*Task to carry out*.
Output all the data exactly. Pictures do not belong in the copy.

start Task input

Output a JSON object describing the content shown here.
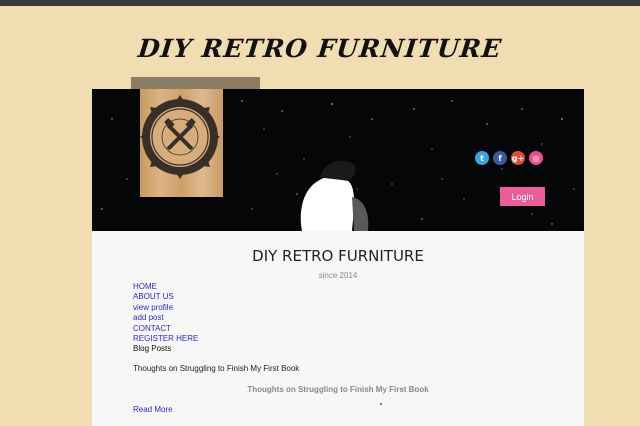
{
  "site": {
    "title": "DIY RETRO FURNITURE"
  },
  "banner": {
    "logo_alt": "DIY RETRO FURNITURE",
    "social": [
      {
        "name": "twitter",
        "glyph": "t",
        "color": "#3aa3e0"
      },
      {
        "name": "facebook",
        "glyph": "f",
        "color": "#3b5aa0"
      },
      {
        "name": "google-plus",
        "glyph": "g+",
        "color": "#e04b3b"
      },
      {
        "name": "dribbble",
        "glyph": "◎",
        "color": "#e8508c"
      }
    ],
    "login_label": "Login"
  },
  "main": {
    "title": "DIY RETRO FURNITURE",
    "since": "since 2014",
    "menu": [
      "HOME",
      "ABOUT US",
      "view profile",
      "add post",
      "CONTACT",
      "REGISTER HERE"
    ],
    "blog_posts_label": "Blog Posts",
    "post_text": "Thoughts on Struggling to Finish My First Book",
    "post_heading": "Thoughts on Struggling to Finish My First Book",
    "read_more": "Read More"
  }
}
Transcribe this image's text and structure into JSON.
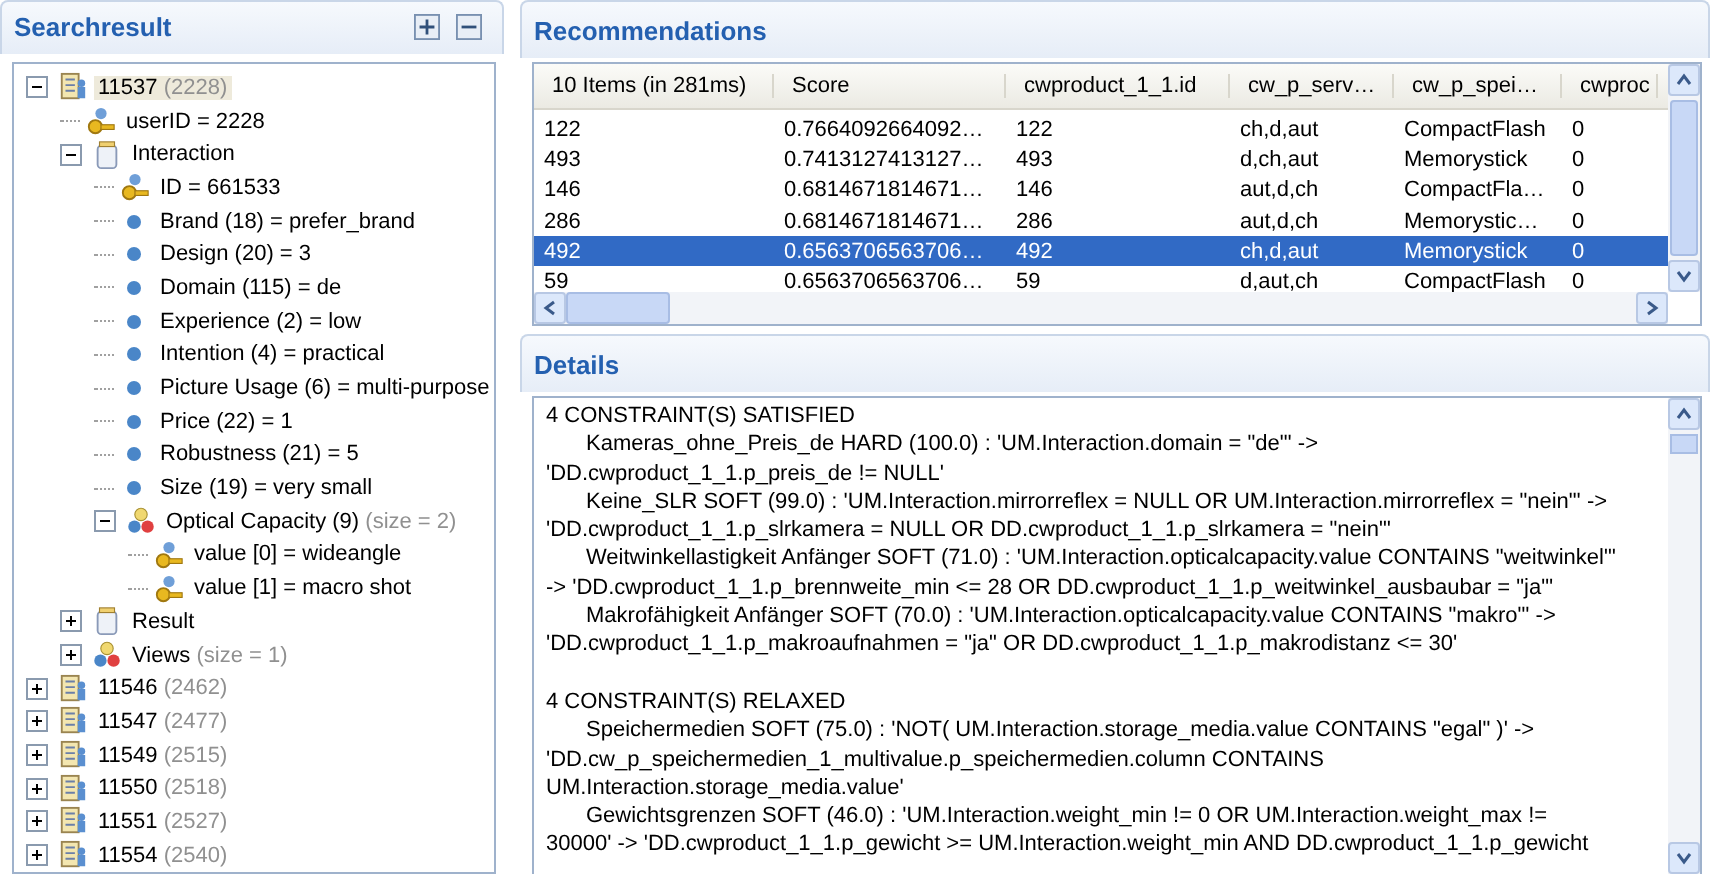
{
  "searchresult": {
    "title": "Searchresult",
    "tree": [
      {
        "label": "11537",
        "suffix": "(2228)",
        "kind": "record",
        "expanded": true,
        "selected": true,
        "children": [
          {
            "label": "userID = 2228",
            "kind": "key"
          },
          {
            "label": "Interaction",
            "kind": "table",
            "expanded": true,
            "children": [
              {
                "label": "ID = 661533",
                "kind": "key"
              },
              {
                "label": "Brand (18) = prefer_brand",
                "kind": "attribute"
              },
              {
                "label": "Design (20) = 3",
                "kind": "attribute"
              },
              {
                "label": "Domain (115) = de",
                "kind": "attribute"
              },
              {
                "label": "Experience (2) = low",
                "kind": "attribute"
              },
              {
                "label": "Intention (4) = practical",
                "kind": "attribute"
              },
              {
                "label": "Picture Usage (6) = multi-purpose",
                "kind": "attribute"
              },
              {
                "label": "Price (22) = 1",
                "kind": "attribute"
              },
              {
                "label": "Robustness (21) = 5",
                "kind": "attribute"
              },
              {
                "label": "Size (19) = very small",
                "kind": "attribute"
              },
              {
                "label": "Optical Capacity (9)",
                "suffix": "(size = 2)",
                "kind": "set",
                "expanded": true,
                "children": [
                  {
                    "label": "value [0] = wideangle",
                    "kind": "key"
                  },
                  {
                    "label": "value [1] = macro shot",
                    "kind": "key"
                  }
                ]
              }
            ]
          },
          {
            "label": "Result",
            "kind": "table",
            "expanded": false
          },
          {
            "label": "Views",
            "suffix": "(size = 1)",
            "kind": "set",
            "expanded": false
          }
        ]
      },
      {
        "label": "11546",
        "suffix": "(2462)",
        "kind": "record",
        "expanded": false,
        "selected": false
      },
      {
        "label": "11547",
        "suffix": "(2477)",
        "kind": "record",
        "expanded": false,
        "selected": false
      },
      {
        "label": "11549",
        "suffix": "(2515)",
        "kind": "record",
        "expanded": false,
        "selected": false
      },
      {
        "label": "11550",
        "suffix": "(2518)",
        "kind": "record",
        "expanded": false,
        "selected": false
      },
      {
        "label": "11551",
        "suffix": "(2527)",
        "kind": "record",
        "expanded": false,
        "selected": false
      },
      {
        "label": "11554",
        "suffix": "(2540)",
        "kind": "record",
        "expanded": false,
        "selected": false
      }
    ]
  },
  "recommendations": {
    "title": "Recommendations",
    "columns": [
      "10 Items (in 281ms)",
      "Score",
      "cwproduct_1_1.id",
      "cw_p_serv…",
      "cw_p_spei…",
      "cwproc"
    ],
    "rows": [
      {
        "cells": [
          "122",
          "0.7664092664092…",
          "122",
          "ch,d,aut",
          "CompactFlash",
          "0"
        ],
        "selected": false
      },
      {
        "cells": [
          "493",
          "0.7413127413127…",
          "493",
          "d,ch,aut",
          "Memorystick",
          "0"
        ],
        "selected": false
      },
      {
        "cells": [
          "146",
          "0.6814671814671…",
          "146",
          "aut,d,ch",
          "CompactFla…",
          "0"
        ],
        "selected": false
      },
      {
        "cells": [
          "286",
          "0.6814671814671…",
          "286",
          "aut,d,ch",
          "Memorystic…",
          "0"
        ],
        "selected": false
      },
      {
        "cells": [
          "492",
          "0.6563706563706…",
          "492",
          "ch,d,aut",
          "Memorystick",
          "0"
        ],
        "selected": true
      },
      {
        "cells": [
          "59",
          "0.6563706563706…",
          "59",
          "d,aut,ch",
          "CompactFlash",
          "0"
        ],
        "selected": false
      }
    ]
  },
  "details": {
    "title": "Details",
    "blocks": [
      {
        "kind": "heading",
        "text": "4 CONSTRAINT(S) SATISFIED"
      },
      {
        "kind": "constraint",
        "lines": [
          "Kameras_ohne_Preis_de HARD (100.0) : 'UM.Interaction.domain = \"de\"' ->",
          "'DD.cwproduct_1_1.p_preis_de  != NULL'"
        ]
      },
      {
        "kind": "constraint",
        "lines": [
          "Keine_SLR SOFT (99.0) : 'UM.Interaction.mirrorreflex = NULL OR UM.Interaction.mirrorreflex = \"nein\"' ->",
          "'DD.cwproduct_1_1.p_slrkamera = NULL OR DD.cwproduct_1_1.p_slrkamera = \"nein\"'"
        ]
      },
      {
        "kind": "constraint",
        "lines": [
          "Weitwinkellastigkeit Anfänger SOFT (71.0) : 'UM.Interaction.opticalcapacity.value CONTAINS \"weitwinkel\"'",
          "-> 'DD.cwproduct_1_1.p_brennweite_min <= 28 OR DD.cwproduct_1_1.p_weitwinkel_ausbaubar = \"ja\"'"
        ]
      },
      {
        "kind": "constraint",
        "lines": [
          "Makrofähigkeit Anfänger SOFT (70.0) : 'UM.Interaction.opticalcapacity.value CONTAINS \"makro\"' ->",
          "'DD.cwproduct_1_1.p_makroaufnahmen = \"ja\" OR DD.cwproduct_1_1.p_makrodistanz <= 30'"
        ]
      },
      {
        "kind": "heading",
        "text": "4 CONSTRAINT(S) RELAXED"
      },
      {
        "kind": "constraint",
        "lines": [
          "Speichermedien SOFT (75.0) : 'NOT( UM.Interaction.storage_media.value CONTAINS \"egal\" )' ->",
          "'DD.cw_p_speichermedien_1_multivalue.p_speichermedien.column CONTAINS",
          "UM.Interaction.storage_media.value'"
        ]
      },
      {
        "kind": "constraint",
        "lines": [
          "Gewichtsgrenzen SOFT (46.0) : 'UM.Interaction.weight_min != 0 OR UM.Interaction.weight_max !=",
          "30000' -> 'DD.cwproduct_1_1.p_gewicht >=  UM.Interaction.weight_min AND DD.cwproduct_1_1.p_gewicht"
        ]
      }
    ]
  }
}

end Task input

*Output of the task*.
Output a JSON object describing the content shown here.
{
  "site": {
    "title": "DIY RETRO FURNITURE"
  },
  "banner": {
    "logo_alt": "DIY RETRO FURNITURE",
    "social": [
      {
        "name": "twitter",
        "glyph": "t",
        "color": "#3aa3e0"
      },
      {
        "name": "facebook",
        "glyph": "f",
        "color": "#3b5aa0"
      },
      {
        "name": "google-plus",
        "glyph": "g+",
        "color": "#e04b3b"
      },
      {
        "name": "dribbble",
        "glyph": "◎",
        "color": "#e8508c"
      }
    ],
    "login_label": "Login"
  },
  "main": {
    "title": "DIY RETRO FURNITURE",
    "since": "since 2014",
    "menu": [
      "HOME",
      "ABOUT US",
      "view profile",
      "add post",
      "CONTACT",
      "REGISTER HERE"
    ],
    "blog_posts_label": "Blog Posts",
    "post_text": "Thoughts on Struggling to Finish My First Book",
    "post_heading": "Thoughts on Struggling to Finish My First Book",
    "read_more": "Read More"
  }
}
Transcribe this image's text and structure into JSON.
{
  "searchresult": {
    "title": "Searchresult",
    "tree": [
      {
        "label": "11537",
        "suffix": "(2228)",
        "kind": "record",
        "expanded": true,
        "selected": true,
        "children": [
          {
            "label": "userID = 2228",
            "kind": "key"
          },
          {
            "label": "Interaction",
            "kind": "table",
            "expanded": true,
            "children": [
              {
                "label": "ID = 661533",
                "kind": "key"
              },
              {
                "label": "Brand (18) = prefer_brand",
                "kind": "attribute"
              },
              {
                "label": "Design (20) = 3",
                "kind": "attribute"
              },
              {
                "label": "Domain (115) = de",
                "kind": "attribute"
              },
              {
                "label": "Experience (2) = low",
                "kind": "attribute"
              },
              {
                "label": "Intention (4) = practical",
                "kind": "attribute"
              },
              {
                "label": "Picture Usage (6) = multi-purpose",
                "kind": "attribute"
              },
              {
                "label": "Price (22) = 1",
                "kind": "attribute"
              },
              {
                "label": "Robustness (21) = 5",
                "kind": "attribute"
              },
              {
                "label": "Size (19) = very small",
                "kind": "attribute"
              },
              {
                "label": "Optical Capacity (9)",
                "suffix": "(size = 2)",
                "kind": "set",
                "expanded": true,
                "children": [
                  {
                    "label": "value [0] = wideangle",
                    "kind": "key"
                  },
                  {
                    "label": "value [1] = macro shot",
                    "kind": "key"
                  }
                ]
              }
            ]
          },
          {
            "label": "Result",
            "kind": "table",
            "expanded": false
          },
          {
            "label": "Views",
            "suffix": "(size = 1)",
            "kind": "set",
            "expanded": false
          }
        ]
      },
      {
        "label": "11546",
        "suffix": "(2462)",
        "kind": "record",
        "expanded": false,
        "selected": false
      },
      {
        "label": "11547",
        "suffix": "(2477)",
        "kind": "record",
        "expanded": false,
        "selected": false
      },
      {
        "label": "11549",
        "suffix": "(2515)",
        "kind": "record",
        "expanded": false,
        "selected": false
      },
      {
        "label": "11550",
        "suffix": "(2518)",
        "kind": "record",
        "expanded": false,
        "selected": false
      },
      {
        "label": "11551",
        "suffix": "(2527)",
        "kind": "record",
        "expanded": false,
        "selected": false
      },
      {
        "label": "11554",
        "suffix": "(2540)",
        "kind": "record",
        "expanded": false,
        "selected": false
      }
    ]
  },
  "recommendations": {
    "title": "Recommendations",
    "columns": [
      "10 Items (in 281ms)",
      "Score",
      "cwproduct_1_1.id",
      "cw_p_serv…",
      "cw_p_spei…",
      "cwproc"
    ],
    "rows": [
      {
        "cells": [
          "122",
          "0.7664092664092…",
          "122",
          "ch,d,aut",
          "CompactFlash",
          "0"
        ],
        "selected": false
      },
      {
        "cells": [
          "493",
          "0.7413127413127…",
          "493",
          "d,ch,aut",
          "Memorystick",
          "0"
        ],
        "selected": false
      },
      {
        "cells": [
          "146",
          "0.6814671814671…",
          "146",
          "aut,d,ch",
          "CompactFla…",
          "0"
        ],
        "selected": false
      },
      {
        "cells": [
          "286",
          "0.6814671814671…",
          "286",
          "aut,d,ch",
          "Memorystic…",
          "0"
        ],
        "selected": false
      },
      {
        "cells": [
          "492",
          "0.6563706563706…",
          "492",
          "ch,d,aut",
          "Memorystick",
          "0"
        ],
        "selected": true
      },
      {
        "cells": [
          "59",
          "0.6563706563706…",
          "59",
          "d,aut,ch",
          "CompactFlash",
          "0"
        ],
        "selected": false
      }
    ]
  },
  "details": {
    "title": "Details",
    "blocks": [
      {
        "kind": "heading",
        "text": "4 CONSTRAINT(S) SATISFIED"
      },
      {
        "kind": "constraint",
        "lines": [
          "Kameras_ohne_Preis_de HARD (100.0) : 'UM.Interaction.domain = \"de\"' ->",
          "'DD.cwproduct_1_1.p_preis_de  != NULL'"
        ]
      },
      {
        "kind": "constraint",
        "lines": [
          "Keine_SLR SOFT (99.0) : 'UM.Interaction.mirrorreflex = NULL OR UM.Interaction.mirrorreflex = \"nein\"' ->",
          "'DD.cwproduct_1_1.p_slrkamera = NULL OR DD.cwproduct_1_1.p_slrkamera = \"nein\"'"
        ]
      },
      {
        "kind": "constraint",
        "lines": [
          "Weitwinkellastigkeit Anfänger SOFT (71.0) : 'UM.Interaction.opticalcapacity.value CONTAINS \"weitwinkel\"'",
          "-> 'DD.cwproduct_1_1.p_brennweite_min <= 28 OR DD.cwproduct_1_1.p_weitwinkel_ausbaubar = \"ja\"'"
        ]
      },
      {
        "kind": "constraint",
        "lines": [
          "Makrofähigkeit Anfänger SOFT (70.0) : 'UM.Interaction.opticalcapacity.value CONTAINS \"makro\"' ->",
          "'DD.cwproduct_1_1.p_makroaufnahmen = \"ja\" OR DD.cwproduct_1_1.p_makrodistanz <= 30'"
        ]
      },
      {
        "kind": "heading",
        "text": "4 CONSTRAINT(S) RELAXED"
      },
      {
        "kind": "constraint",
        "lines": [
          "Speichermedien SOFT (75.0) : 'NOT( UM.Interaction.storage_media.value CONTAINS \"egal\" )' ->",
          "'DD.cw_p_speichermedien_1_multivalue.p_speichermedien.column CONTAINS",
          "UM.Interaction.storage_media.value'"
        ]
      },
      {
        "kind": "constraint",
        "lines": [
          "Gewichtsgrenzen SOFT (46.0) : 'UM.Interaction.weight_min != 0 OR UM.Interaction.weight_max !=",
          "30000' -> 'DD.cwproduct_1_1.p_gewicht >=  UM.Interaction.weight_min AND DD.cwproduct_1_1.p_gewicht"
        ]
      }
    ]
  }
}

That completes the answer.